#### [Exercise details]
Copy the passage of the course descriptions that begins at the words "Renewable Energy Systems: Focusing" and stops after the words "and Aspen Plus.", with each word and punctuation mark unchanged.

#### [Source passage]
Power Electronics & Drives: This course covers the analysis and design of power electronic converters, inverters, rectifiers, DC-DC converters, and motor drives. Students will learn about switching characteristics, control strategies, efficiency optimization, and applications in renewable energy systems, electric vehicles, and industrial automation.
Renewable Energy Systems: Focusing on solar, wind, hydroelectric, and geothermal energy conversion technologies, this course examines the design, installation, and operation of renewable energy systems. Students will analyze system performance using simulation tools like PVsyst, HOMER Pro, and MATLAB/Simulink, and evaluate economic viability and environmental impact.
Advanced Thermodynamics: Building upon basic thermodynamic principles, this course explores advanced topics such as phase equilibrium, chemical reactions, entropy generation, and thermodynamic cycles. Students will analyze complex thermodynamic processes and design energy-efficient systems using computer simulation tools like EES (Engineering Equation Solver) and Aspen Plus.
Finite Element Analysis: This course introduces the finite element method for solving engineering problems in structural mechanics, heat transfer, fluid dynamics, and electromagnetics. Students will develop proficiency in using commercial FEA software like ANSYS, ABAQUS, and NASTRAN to model and analyze real-world engineering scenarios.
Computational Fluid Dynamics: Focusing on numerical methods for solving Navier-Stokes equations, this course covers turbulence modeling, grid generation, boundary conditions, and solution algorithms. Students will apply CFD techniques to analyze flow fields in aerospace, automotive, chemical processing, and environmental applications using software tools like Fluent, STAR-CCM+, and OpenFOAM.

#### [Given information]
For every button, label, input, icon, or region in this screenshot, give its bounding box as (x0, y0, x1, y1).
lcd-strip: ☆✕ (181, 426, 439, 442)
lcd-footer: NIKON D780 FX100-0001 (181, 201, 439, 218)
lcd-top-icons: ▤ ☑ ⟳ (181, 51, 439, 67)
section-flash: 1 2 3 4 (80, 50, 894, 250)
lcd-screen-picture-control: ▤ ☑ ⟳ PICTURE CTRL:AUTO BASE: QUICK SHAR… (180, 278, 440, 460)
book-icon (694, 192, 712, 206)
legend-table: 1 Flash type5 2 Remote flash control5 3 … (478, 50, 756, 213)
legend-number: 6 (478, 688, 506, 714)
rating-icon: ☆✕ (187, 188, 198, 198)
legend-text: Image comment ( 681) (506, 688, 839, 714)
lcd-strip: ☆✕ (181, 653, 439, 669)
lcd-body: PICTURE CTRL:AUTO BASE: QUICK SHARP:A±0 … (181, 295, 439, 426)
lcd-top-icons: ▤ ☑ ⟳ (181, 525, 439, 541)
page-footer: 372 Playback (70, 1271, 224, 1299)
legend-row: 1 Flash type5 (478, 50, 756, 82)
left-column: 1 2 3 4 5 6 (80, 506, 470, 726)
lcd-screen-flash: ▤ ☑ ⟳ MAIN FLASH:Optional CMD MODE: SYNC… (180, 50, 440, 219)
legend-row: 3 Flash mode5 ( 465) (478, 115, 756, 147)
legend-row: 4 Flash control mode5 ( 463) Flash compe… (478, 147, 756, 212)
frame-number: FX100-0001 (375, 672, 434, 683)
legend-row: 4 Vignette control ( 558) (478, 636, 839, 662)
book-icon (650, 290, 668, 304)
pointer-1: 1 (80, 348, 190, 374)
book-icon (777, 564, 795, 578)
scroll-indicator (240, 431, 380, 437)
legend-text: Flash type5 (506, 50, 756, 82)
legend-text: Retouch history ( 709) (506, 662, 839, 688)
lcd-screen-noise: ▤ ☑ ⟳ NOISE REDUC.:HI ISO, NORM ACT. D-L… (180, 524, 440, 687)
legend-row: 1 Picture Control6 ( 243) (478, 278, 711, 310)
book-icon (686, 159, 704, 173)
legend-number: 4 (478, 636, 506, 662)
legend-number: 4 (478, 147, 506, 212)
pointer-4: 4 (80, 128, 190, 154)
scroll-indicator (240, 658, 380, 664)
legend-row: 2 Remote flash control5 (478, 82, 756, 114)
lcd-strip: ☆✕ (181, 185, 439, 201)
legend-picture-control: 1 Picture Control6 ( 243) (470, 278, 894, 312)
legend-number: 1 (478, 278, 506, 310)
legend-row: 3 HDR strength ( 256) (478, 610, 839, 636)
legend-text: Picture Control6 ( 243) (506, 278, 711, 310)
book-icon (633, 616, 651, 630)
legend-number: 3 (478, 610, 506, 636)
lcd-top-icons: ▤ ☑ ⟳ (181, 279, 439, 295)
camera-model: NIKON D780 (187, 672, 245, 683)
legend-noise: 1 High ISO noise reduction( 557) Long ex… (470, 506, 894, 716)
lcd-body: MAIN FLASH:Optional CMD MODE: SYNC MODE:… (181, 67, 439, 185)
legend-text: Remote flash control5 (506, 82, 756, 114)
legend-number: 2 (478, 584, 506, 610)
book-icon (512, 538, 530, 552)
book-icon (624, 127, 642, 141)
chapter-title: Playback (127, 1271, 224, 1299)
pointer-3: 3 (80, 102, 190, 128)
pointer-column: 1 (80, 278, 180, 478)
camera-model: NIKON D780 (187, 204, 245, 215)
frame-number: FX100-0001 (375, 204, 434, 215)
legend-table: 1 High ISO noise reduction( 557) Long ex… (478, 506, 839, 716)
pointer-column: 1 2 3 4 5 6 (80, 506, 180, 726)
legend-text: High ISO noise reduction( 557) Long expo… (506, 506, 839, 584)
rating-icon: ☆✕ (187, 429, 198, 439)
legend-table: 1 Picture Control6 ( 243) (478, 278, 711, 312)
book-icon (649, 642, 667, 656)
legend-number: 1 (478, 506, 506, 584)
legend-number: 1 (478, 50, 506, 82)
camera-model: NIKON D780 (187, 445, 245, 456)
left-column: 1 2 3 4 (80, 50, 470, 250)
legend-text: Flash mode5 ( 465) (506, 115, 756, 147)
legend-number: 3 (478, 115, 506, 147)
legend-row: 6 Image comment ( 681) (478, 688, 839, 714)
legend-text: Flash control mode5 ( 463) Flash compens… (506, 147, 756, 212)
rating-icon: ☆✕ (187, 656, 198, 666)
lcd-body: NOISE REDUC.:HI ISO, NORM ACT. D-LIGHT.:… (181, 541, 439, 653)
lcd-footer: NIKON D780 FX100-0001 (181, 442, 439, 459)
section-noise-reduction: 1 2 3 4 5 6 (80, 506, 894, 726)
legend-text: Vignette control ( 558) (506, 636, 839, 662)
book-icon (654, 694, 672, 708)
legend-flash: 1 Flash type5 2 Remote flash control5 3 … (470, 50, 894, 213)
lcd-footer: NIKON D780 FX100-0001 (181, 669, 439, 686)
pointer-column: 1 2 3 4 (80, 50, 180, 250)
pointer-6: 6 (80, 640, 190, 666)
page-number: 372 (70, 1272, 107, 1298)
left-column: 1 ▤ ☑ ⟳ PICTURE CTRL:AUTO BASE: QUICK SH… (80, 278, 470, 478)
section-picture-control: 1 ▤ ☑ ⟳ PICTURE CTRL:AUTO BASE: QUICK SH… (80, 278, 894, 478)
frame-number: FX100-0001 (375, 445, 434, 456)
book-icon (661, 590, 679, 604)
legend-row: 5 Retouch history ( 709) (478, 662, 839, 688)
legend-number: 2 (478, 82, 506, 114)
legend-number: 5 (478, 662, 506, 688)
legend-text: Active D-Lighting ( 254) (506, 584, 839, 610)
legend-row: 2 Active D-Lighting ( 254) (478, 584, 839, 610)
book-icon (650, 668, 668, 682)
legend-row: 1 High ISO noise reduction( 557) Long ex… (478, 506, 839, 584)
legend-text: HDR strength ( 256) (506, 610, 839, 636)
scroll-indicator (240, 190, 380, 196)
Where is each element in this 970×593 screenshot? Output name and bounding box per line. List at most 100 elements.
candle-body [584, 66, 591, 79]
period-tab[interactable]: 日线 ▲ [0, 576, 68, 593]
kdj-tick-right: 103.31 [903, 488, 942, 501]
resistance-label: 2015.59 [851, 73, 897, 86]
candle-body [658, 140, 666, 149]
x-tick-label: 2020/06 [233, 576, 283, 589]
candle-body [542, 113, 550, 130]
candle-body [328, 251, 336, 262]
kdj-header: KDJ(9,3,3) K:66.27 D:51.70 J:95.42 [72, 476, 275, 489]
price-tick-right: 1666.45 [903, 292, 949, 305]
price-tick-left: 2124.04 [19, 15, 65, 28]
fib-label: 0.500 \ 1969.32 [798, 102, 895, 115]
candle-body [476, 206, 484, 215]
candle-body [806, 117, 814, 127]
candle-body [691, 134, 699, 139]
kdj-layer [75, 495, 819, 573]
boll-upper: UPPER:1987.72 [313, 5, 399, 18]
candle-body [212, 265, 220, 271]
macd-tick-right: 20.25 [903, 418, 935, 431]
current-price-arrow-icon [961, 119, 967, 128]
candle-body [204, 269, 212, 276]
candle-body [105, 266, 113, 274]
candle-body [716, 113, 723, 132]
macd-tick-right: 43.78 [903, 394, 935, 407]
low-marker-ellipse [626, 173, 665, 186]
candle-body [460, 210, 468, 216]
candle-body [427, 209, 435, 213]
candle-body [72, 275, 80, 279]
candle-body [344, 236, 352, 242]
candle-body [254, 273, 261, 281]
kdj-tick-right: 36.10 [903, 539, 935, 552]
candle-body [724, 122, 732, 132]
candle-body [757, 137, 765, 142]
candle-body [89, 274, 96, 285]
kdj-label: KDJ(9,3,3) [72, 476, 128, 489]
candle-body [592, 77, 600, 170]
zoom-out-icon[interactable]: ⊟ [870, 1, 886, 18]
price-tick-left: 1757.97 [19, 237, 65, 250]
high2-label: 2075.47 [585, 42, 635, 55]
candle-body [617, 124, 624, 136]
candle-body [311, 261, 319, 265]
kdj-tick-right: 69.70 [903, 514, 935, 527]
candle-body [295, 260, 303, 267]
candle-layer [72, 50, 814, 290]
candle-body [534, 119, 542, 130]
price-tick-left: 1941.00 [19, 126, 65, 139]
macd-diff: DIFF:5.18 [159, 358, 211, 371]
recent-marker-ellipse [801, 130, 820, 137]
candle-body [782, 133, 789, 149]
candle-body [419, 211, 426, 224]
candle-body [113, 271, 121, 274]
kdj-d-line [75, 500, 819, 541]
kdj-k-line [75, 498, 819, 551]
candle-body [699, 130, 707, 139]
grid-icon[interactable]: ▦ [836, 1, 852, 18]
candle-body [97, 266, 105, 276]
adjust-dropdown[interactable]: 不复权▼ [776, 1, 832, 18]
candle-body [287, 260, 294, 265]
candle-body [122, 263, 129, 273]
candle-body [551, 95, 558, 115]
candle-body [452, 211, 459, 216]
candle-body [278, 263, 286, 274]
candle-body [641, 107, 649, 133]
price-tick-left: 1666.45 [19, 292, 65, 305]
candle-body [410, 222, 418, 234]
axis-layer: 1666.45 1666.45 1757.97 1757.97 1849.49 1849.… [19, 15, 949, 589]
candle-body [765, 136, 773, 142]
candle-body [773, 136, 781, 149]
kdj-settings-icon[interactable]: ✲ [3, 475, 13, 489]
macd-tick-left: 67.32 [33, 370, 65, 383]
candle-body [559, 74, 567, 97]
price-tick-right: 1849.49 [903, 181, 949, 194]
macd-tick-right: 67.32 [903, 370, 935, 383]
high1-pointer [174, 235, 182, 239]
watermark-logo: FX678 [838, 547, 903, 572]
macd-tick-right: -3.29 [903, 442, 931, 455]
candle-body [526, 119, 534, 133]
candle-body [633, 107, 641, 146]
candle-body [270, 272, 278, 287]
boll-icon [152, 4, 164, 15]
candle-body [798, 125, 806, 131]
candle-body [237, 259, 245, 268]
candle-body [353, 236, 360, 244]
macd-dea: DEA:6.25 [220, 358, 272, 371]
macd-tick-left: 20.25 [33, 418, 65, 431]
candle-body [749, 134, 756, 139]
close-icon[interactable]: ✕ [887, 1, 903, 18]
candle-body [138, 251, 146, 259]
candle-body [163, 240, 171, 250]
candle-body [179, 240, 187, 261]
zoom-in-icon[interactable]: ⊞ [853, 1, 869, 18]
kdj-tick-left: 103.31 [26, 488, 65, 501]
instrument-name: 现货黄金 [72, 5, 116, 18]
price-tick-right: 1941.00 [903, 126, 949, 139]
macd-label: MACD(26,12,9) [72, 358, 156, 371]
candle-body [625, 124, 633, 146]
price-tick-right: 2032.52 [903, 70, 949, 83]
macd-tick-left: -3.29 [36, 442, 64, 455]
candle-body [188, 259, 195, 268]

#### [Exercise response]
Renewable Energy Systems: Focusing on solar, wind, hydroelectric, and geothermal energy conversion technologies, this course examines the design, installation, and operation of renewable energy systems. Students will analyze system performance using simulation tools like PVsyst, HOMER Pro, and MATLAB/Simulink, and evaluate economic viability and environmental impact.
Advanced Thermodynamics: Building upon basic thermodynamic principles, this course explores advanced topics such as phase equilibrium, chemical reactions, entropy generation, and thermodynamic cycles. Students will analyze complex thermodynamic processes and design energy-efficient systems using computer simulation tools like EES (Engineering Equation Solver) and Aspen Plus.